Figure dataset records:
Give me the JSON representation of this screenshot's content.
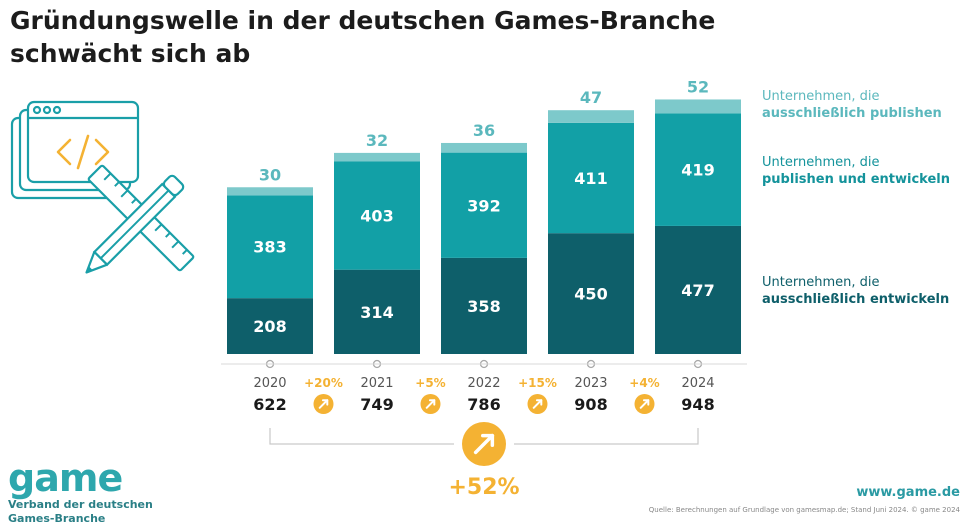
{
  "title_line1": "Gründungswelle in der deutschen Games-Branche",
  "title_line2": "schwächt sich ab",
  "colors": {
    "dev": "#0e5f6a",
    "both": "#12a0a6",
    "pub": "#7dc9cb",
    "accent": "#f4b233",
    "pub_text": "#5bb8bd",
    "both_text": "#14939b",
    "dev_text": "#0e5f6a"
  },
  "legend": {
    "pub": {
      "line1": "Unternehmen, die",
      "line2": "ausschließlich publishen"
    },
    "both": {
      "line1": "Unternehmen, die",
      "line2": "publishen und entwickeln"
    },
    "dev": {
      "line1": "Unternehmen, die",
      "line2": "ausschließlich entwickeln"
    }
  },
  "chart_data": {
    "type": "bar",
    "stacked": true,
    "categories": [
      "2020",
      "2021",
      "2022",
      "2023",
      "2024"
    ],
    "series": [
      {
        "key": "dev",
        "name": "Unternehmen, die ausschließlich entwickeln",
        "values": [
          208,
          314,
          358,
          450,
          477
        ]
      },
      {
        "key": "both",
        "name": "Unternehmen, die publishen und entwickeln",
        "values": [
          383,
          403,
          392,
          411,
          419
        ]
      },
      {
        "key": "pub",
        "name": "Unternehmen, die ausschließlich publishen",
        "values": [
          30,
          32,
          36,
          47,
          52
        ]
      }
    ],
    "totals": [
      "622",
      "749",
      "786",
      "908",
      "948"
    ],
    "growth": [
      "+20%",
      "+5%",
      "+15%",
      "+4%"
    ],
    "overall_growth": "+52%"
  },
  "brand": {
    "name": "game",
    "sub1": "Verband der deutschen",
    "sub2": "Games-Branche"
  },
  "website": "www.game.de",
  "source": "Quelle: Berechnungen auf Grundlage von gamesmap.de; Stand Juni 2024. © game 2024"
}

▶ Task details
From the listing above, copy out each line where the word "entwickeln" appears.

▶ Output for this task
      "line2": "publishen und entwickeln"
      "line2": "ausschließlich entwickeln"
        "name": "Unternehmen, die ausschließlich entwickeln",
        "name": "Unternehmen, die publishen und entwickeln",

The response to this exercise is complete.